Records excerpted from a collection
>> begin

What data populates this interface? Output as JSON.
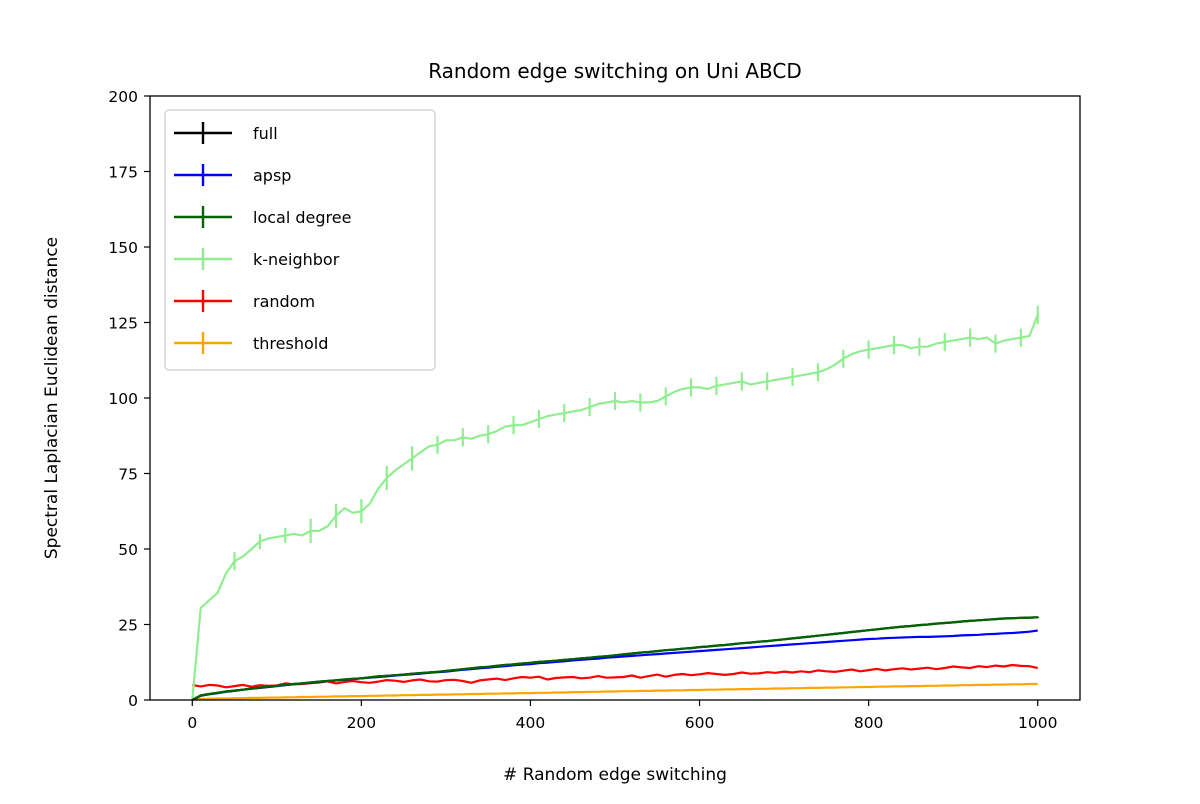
{
  "chart_data": {
    "type": "line",
    "title": "Random edge switching on Uni ABCD",
    "xlabel": "# Random edge switching",
    "ylabel": "Spectral Laplacian Euclidean distance",
    "xlim": [
      -50,
      1050
    ],
    "ylim": [
      0,
      200
    ],
    "xticks": [
      0,
      200,
      400,
      600,
      800,
      1000
    ],
    "yticks": [
      0,
      25,
      50,
      75,
      100,
      125,
      150,
      175,
      200
    ],
    "grid": false,
    "legend_position": "upper-left",
    "x": [
      0,
      10,
      20,
      30,
      40,
      50,
      60,
      70,
      80,
      90,
      100,
      110,
      120,
      130,
      140,
      150,
      160,
      170,
      180,
      190,
      200,
      210,
      220,
      230,
      240,
      250,
      260,
      270,
      280,
      290,
      300,
      310,
      320,
      330,
      340,
      350,
      360,
      370,
      380,
      390,
      400,
      410,
      420,
      430,
      440,
      450,
      460,
      470,
      480,
      490,
      500,
      510,
      520,
      530,
      540,
      550,
      560,
      570,
      580,
      590,
      600,
      610,
      620,
      630,
      640,
      650,
      660,
      670,
      680,
      690,
      700,
      710,
      720,
      730,
      740,
      750,
      760,
      770,
      780,
      790,
      800,
      810,
      820,
      830,
      840,
      850,
      860,
      870,
      880,
      890,
      900,
      910,
      920,
      930,
      940,
      950,
      960,
      970,
      980,
      990,
      1000
    ],
    "series": [
      {
        "name": "full",
        "color": "#000000",
        "values": [
          0,
          1.5,
          2,
          2.4,
          2.8,
          3.1,
          3.4,
          3.8,
          4.1,
          4.4,
          4.7,
          5,
          5.3,
          5.5,
          5.8,
          6.1,
          6.3,
          6.5,
          6.8,
          7,
          7.2,
          7.5,
          7.8,
          8,
          8.2,
          8.4,
          8.7,
          8.9,
          9.1,
          9.3,
          9.6,
          9.9,
          10.2,
          10.5,
          10.8,
          11,
          11.3,
          11.6,
          11.8,
          12.1,
          12.3,
          12.6,
          12.8,
          13,
          13.3,
          13.5,
          13.8,
          14,
          14.3,
          14.5,
          14.8,
          15.1,
          15.4,
          15.7,
          15.9,
          16.2,
          16.5,
          16.7,
          17,
          17.2,
          17.5,
          17.7,
          18,
          18.2,
          18.5,
          18.8,
          19,
          19.3,
          19.5,
          19.8,
          20.1,
          20.4,
          20.7,
          21,
          21.3,
          21.6,
          21.9,
          22.2,
          22.5,
          22.8,
          23.1,
          23.4,
          23.7,
          24,
          24.3,
          24.5,
          24.8,
          25,
          25.3,
          25.5,
          25.7,
          26,
          26.2,
          26.4,
          26.6,
          26.8,
          27,
          27.1,
          27.2,
          27.3,
          27.4
        ],
        "errors": [
          0,
          0.2,
          0.2,
          0.2,
          0.2,
          0.2,
          0.2,
          0.2,
          0.2,
          0.2,
          0.2,
          0.2,
          0.2,
          0.2,
          0.2,
          0.2,
          0.2,
          0.2,
          0.2,
          0.2,
          0.2,
          0.2,
          0.2,
          0.2,
          0.2,
          0.2,
          0.2,
          0.2,
          0.2,
          0.2,
          0.2,
          0.2,
          0.2,
          0.2,
          0.2,
          0.2,
          0.2,
          0.2,
          0.2,
          0.2,
          0.2,
          0.2,
          0.2,
          0.2,
          0.2,
          0.2,
          0.2,
          0.2,
          0.2,
          0.2,
          0.2,
          0.2,
          0.2,
          0.2,
          0.2,
          0.2,
          0.2,
          0.2,
          0.2,
          0.2,
          0.2,
          0.2,
          0.2,
          0.2,
          0.2,
          0.2,
          0.2,
          0.2,
          0.2,
          0.2,
          0.2,
          0.2,
          0.2,
          0.2,
          0.2,
          0.2,
          0.2,
          0.2,
          0.2,
          0.2,
          0.2,
          0.2,
          0.2,
          0.2,
          0.2,
          0.2,
          0.2,
          0.2,
          0.2,
          0.2,
          0.2,
          0.2,
          0.2,
          0.2,
          0.2,
          0.2,
          0.2,
          0.2,
          0.2,
          0.2,
          0.2
        ]
      },
      {
        "name": "apsp",
        "color": "#0000ff",
        "values": [
          0,
          1.4,
          1.9,
          2.3,
          2.7,
          3,
          3.4,
          3.7,
          4,
          4.3,
          4.6,
          4.9,
          5.2,
          5.5,
          5.7,
          6,
          6.2,
          6.5,
          6.7,
          6.9,
          7.2,
          7.4,
          7.6,
          7.8,
          8.1,
          8.3,
          8.5,
          8.7,
          9,
          9.2,
          9.4,
          9.7,
          10,
          10.2,
          10.5,
          10.7,
          11,
          11.2,
          11.5,
          11.7,
          11.9,
          12.2,
          12.4,
          12.6,
          12.8,
          13.1,
          13.3,
          13.5,
          13.7,
          14,
          14.2,
          14.4,
          14.6,
          14.8,
          15,
          15.2,
          15.4,
          15.6,
          15.8,
          16,
          16.2,
          16.4,
          16.6,
          16.8,
          17,
          17.2,
          17.4,
          17.6,
          17.8,
          18,
          18.2,
          18.4,
          18.6,
          18.8,
          19,
          19.2,
          19.4,
          19.6,
          19.8,
          20,
          20.2,
          20.3,
          20.5,
          20.6,
          20.7,
          20.8,
          20.9,
          20.9,
          21,
          21.1,
          21.2,
          21.4,
          21.5,
          21.6,
          21.8,
          21.9,
          22.1,
          22.2,
          22.4,
          22.6,
          23
        ]
      },
      {
        "name": "local degree",
        "color": "#006400",
        "values": [
          0,
          1.5,
          2,
          2.4,
          2.8,
          3.1,
          3.4,
          3.8,
          4.1,
          4.4,
          4.7,
          5,
          5.3,
          5.5,
          5.8,
          6.1,
          6.3,
          6.5,
          6.8,
          7,
          7.2,
          7.5,
          7.8,
          8,
          8.2,
          8.4,
          8.7,
          8.9,
          9.1,
          9.3,
          9.6,
          9.9,
          10.2,
          10.5,
          10.8,
          11,
          11.3,
          11.6,
          11.8,
          12.1,
          12.3,
          12.6,
          12.8,
          13,
          13.3,
          13.5,
          13.8,
          14,
          14.3,
          14.5,
          14.8,
          15.1,
          15.4,
          15.7,
          15.9,
          16.2,
          16.5,
          16.7,
          17,
          17.2,
          17.5,
          17.7,
          18,
          18.2,
          18.5,
          18.8,
          19,
          19.3,
          19.5,
          19.8,
          20.1,
          20.4,
          20.7,
          21,
          21.3,
          21.6,
          21.9,
          22.2,
          22.5,
          22.8,
          23.1,
          23.4,
          23.7,
          24,
          24.3,
          24.5,
          24.8,
          25,
          25.3,
          25.5,
          25.7,
          26,
          26.2,
          26.4,
          26.6,
          26.8,
          27,
          27.1,
          27.2,
          27.3,
          27.4
        ]
      },
      {
        "name": "k-neighbor",
        "color": "#90ee90",
        "values": [
          0,
          30.5,
          33,
          35.5,
          42,
          46,
          47.5,
          50,
          52.5,
          53.5,
          54,
          54.5,
          55,
          54.5,
          56,
          56,
          57.5,
          61,
          63.5,
          62,
          62.5,
          65,
          70,
          73.5,
          76,
          78,
          80,
          82,
          84,
          84.5,
          86,
          86,
          87,
          86.5,
          87.5,
          88,
          89,
          90.5,
          91,
          91,
          92,
          93,
          94,
          94.5,
          95,
          95.5,
          96,
          97,
          98,
          98.5,
          99,
          98.5,
          99,
          98.5,
          98.5,
          99,
          100.5,
          102,
          103,
          103.5,
          103.5,
          103,
          104,
          104.5,
          105,
          105.5,
          104.5,
          105,
          105.5,
          106,
          106.5,
          107,
          107.5,
          108,
          108.5,
          109.5,
          111,
          113,
          114.5,
          115.5,
          116,
          116.5,
          117,
          117.5,
          117.5,
          116.5,
          117,
          117,
          118,
          118.5,
          119,
          119.5,
          120,
          119.5,
          120,
          118,
          119,
          119.5,
          120,
          120.5,
          127.5
        ],
        "errors": [
          0,
          0,
          0,
          0,
          0,
          3,
          0,
          0,
          2.5,
          0,
          0,
          2.5,
          0,
          0,
          4,
          0,
          0,
          4,
          0,
          0,
          4,
          0,
          0,
          4,
          0,
          0,
          4,
          0,
          0,
          3,
          0,
          0,
          3,
          0,
          0,
          3,
          0,
          0,
          3,
          0,
          0,
          3,
          0,
          0,
          3,
          0,
          0,
          3,
          0,
          0,
          3,
          0,
          0,
          3,
          0,
          0,
          3,
          0,
          0,
          3,
          0,
          0,
          3,
          0,
          0,
          3,
          0,
          0,
          3,
          0,
          0,
          3,
          0,
          0,
          3,
          0,
          0,
          3,
          0,
          0,
          3,
          0,
          0,
          3,
          0,
          0,
          3,
          0,
          0,
          3,
          0,
          0,
          3,
          0,
          0,
          3,
          0,
          0,
          3,
          0,
          3
        ]
      },
      {
        "name": "random",
        "color": "#ff0000",
        "values": [
          5,
          4.5,
          5,
          4.8,
          4.2,
          4.6,
          5,
          4.4,
          4.9,
          4.7,
          4.8,
          5.5,
          5.2,
          5.3,
          5.6,
          5.8,
          6.2,
          5.5,
          6,
          6.3,
          5.9,
          5.7,
          6.1,
          6.6,
          6.4,
          6,
          6.5,
          6.8,
          6.2,
          6.1,
          6.6,
          6.7,
          6.3,
          5.7,
          6.5,
          6.8,
          7.1,
          6.6,
          7.2,
          7.6,
          7.4,
          7.7,
          6.8,
          7.3,
          7.5,
          7.6,
          7.2,
          7.4,
          7.9,
          7.4,
          7.5,
          7.6,
          8.1,
          7.4,
          7.9,
          8.4,
          7.7,
          8.3,
          8.6,
          8.2,
          8.5,
          8.9,
          8.6,
          8.3,
          8.6,
          9.1,
          8.7,
          8.8,
          9.2,
          9,
          9.4,
          9.1,
          9.5,
          9.2,
          9.8,
          9.5,
          9.3,
          9.7,
          10.1,
          9.5,
          9.9,
          10.3,
          9.8,
          10.2,
          10.5,
          10.1,
          10.4,
          10.7,
          10.2,
          10.6,
          11.1,
          10.8,
          10.6,
          11.2,
          10.9,
          11.4,
          11.1,
          11.6,
          11.3,
          11.2,
          10.6
        ]
      },
      {
        "name": "threshold",
        "color": "#ffa500",
        "values": [
          0.3,
          0.4,
          0.4,
          0.5,
          0.5,
          0.6,
          0.6,
          0.7,
          0.7,
          0.8,
          0.8,
          0.9,
          0.9,
          1,
          1,
          1.1,
          1.1,
          1.2,
          1.2,
          1.3,
          1.3,
          1.4,
          1.4,
          1.5,
          1.5,
          1.6,
          1.6,
          1.7,
          1.7,
          1.8,
          1.8,
          1.9,
          1.9,
          2,
          2,
          2.1,
          2.1,
          2.2,
          2.2,
          2.3,
          2.3,
          2.4,
          2.4,
          2.5,
          2.5,
          2.6,
          2.6,
          2.7,
          2.7,
          2.8,
          2.8,
          2.9,
          2.9,
          3,
          3,
          3.1,
          3.1,
          3.2,
          3.2,
          3.3,
          3.3,
          3.4,
          3.4,
          3.5,
          3.5,
          3.6,
          3.6,
          3.7,
          3.7,
          3.8,
          3.8,
          3.9,
          3.9,
          4,
          4,
          4.1,
          4.1,
          4.2,
          4.2,
          4.3,
          4.3,
          4.4,
          4.4,
          4.5,
          4.5,
          4.6,
          4.6,
          4.7,
          4.7,
          4.8,
          4.8,
          4.9,
          4.9,
          5,
          5,
          5.1,
          5.1,
          5.2,
          5.2,
          5.3,
          5.3
        ]
      }
    ]
  }
}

>> end

Requirement: Gather from the data above every line with the string "edge".

Expected answer:
    "title": "Random edge switching on Uni ABCD",
    "xlabel": "# Random edge switching",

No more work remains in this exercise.